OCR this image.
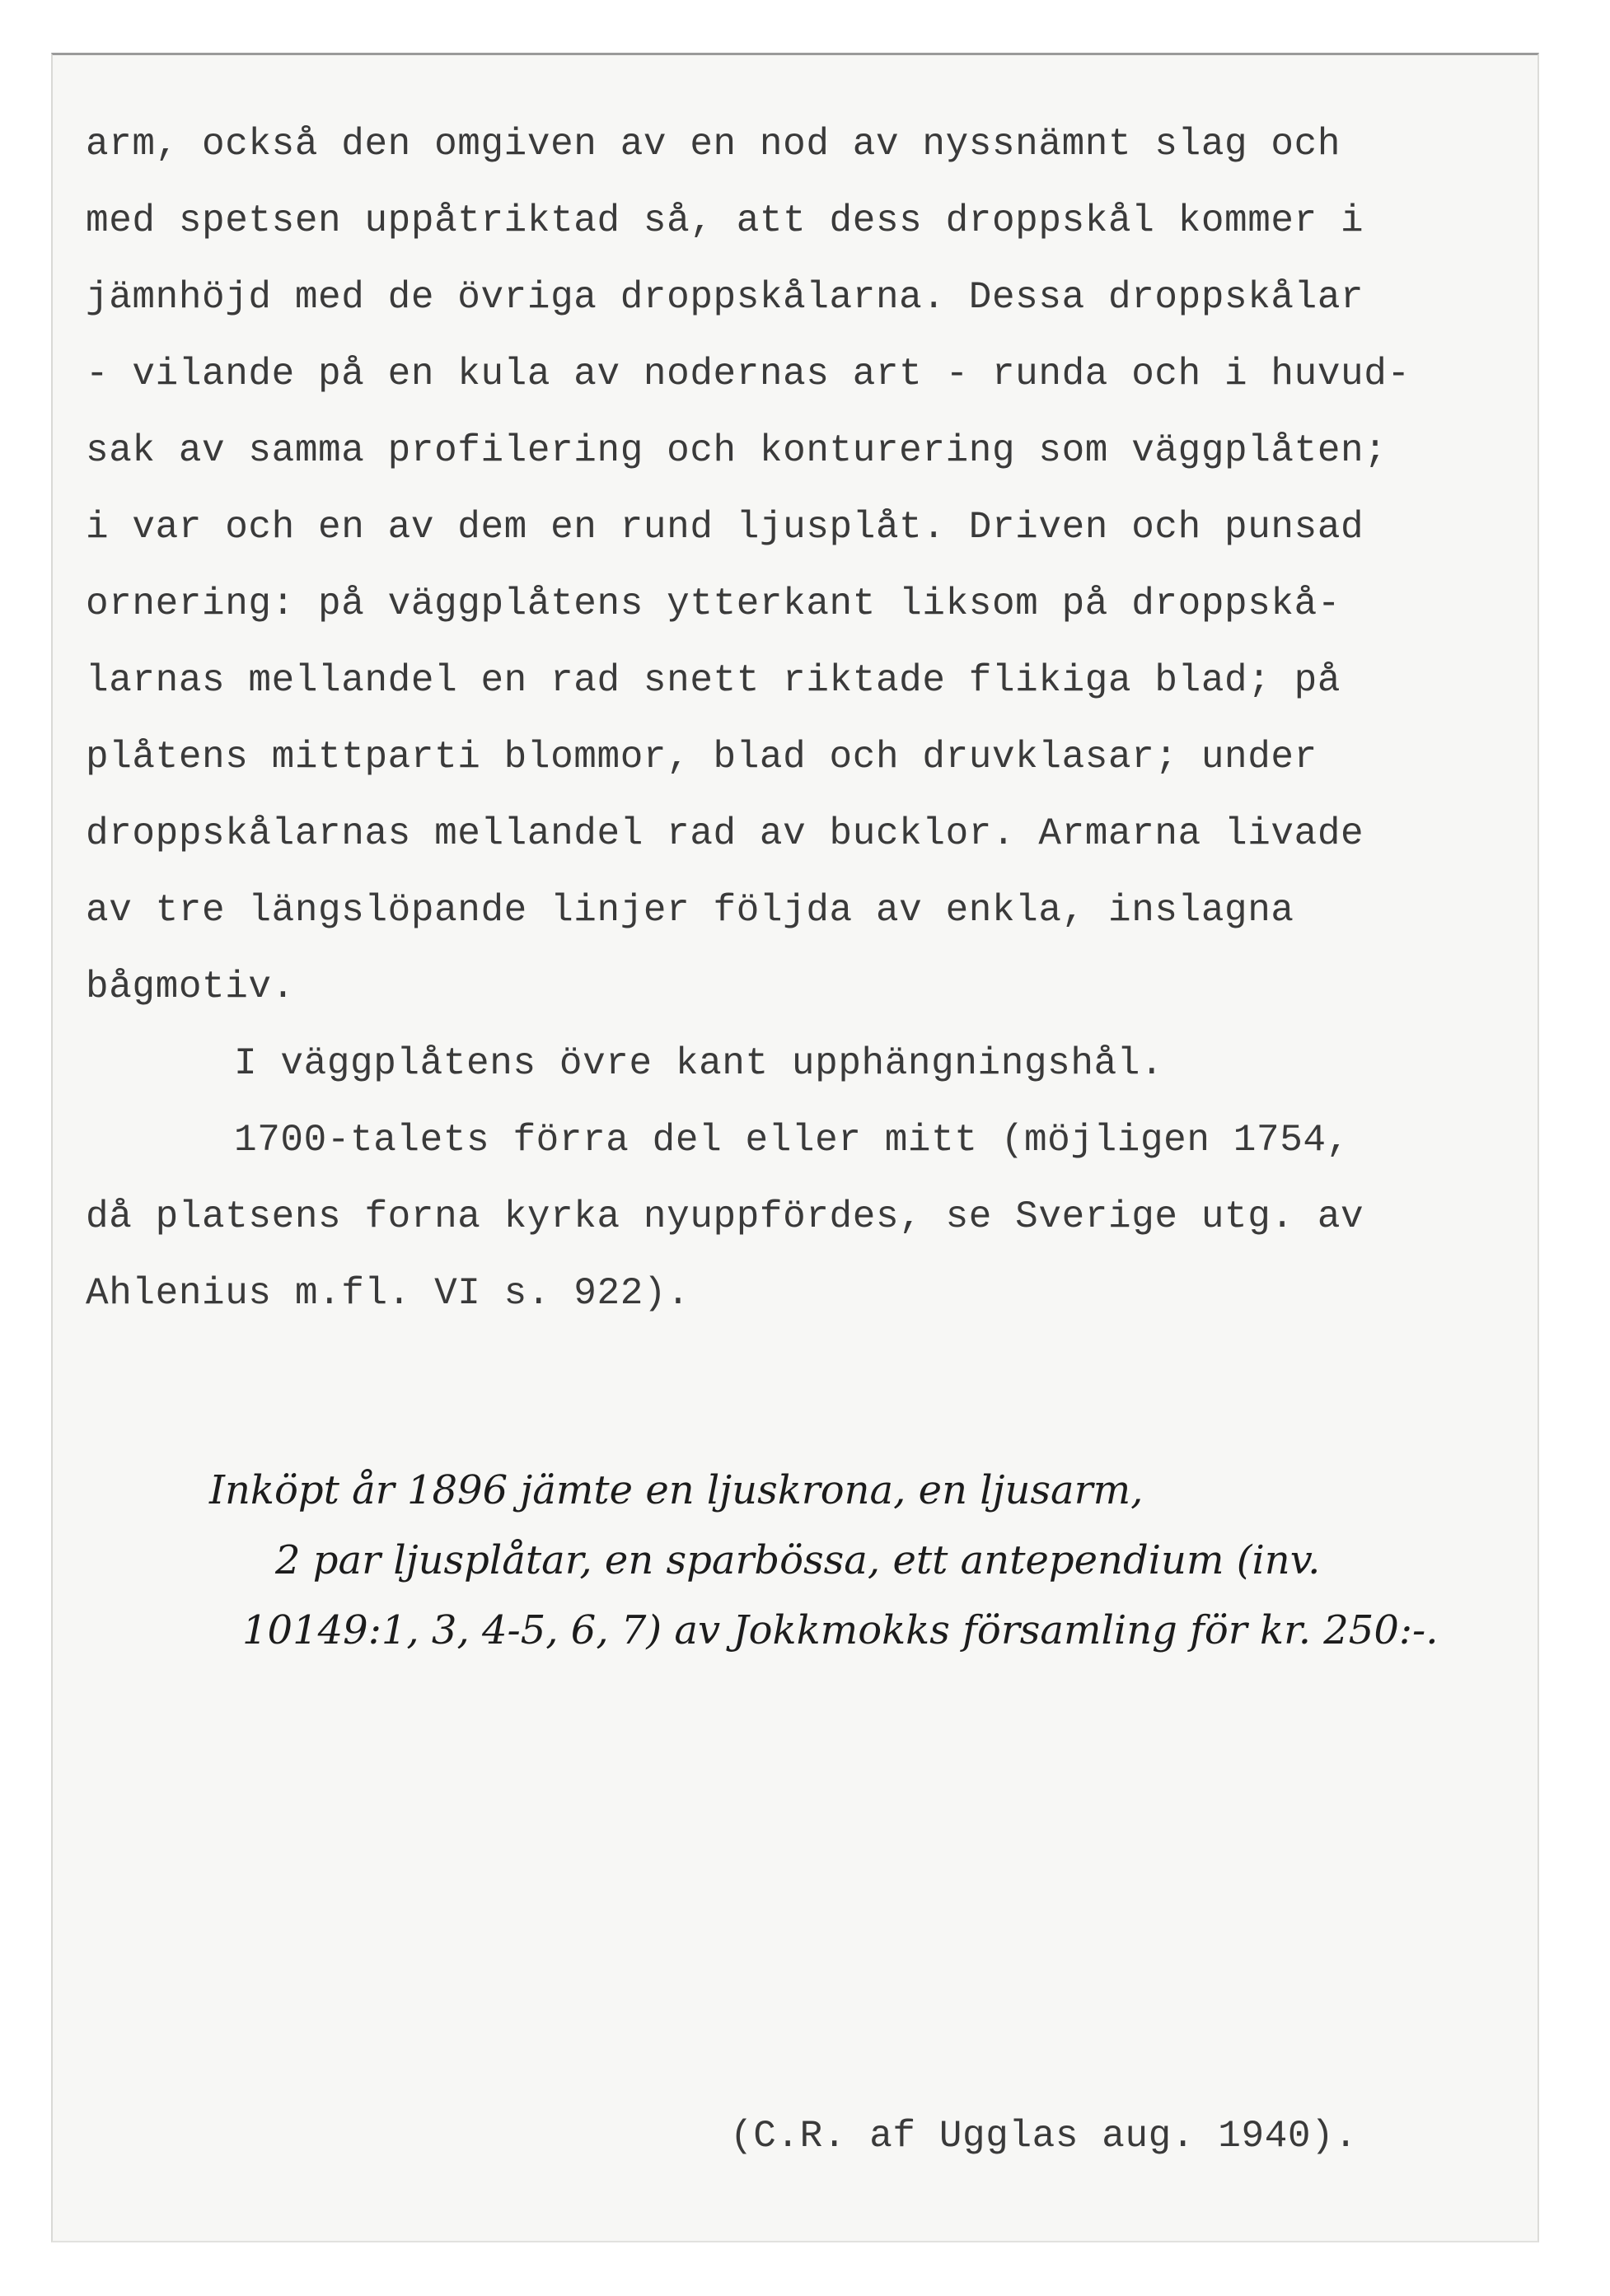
arm, också den omgiven av en nod av nyssnämnt slag och
med spetsen uppåtriktad så, att dess droppskål kommer i
jämnhöjd med de övriga droppskålarna. Dessa droppskålar
- vilande på en kula av nodernas art - runda och i huvud-
sak av samma profilering och konturering som väggplåten;
i var och en av dem en rund ljusplåt. Driven och punsad
ornering: på väggplåtens ytterkant liksom på droppskå-
larnas mellandel en rad snett riktade flikiga blad; på
plåtens mittparti blommor, blad och druvklasar; under
droppskålarnas mellandel rad av bucklor. Armarna livade
av tre längslöpande linjer följda av enkla, inslagna
bågmotiv.
I väggplåtens övre kant upphängningshål.
1700-talets förra del eller mitt (möjligen 1754,
då platsens forna kyrka nyuppfördes, se Sverige utg. av
Ahlenius m.fl. VI s. 922).
Inköpt år 1896 jämte en ljuskrona, en ljusarm,
2 par ljusplåtar, en sparbössa, ett antependium (inv.
10149:1, 3, 4-5, 6, 7) av Jokkmokks församling för kr. 250:-.
(C.R. af Ugglas aug. 1940).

▶ [Required task]:
Make an exact copy of every entry above, minus the images.

▶ [Answer to the exercise]:
OCR this image.
arm, också den omgiven av en nod av nyssnämnt slag och
med spetsen uppåtriktad så, att dess droppskål kommer i
jämnhöjd med de övriga droppskålarna. Dessa droppskålar
- vilande på en kula av nodernas art - runda och i huvud-
sak av samma profilering och konturering som väggplåten;
i var och en av dem en rund ljusplåt. Driven och punsad
ornering: på väggplåtens ytterkant liksom på droppskå-
larnas mellandel en rad snett riktade flikiga blad; på
plåtens mittparti blommor, blad och druvklasar; under
droppskålarnas mellandel rad av bucklor. Armarna livade
av tre längslöpande linjer följda av enkla, inslagna
bågmotiv.
I väggplåtens övre kant upphängningshål.
1700-talets förra del eller mitt (möjligen 1754,
då platsens forna kyrka nyuppfördes, se Sverige utg. av
Ahlenius m.fl. VI s. 922).
Inköpt år 1896 jämte en ljuskrona, en ljusarm,
2 par ljusplåtar, en sparbössa, ett antependium (inv.
10149:1, 3, 4-5, 6, 7) av Jokkmokks församling för kr. 250:-.
(C.R. af Ugglas aug. 1940).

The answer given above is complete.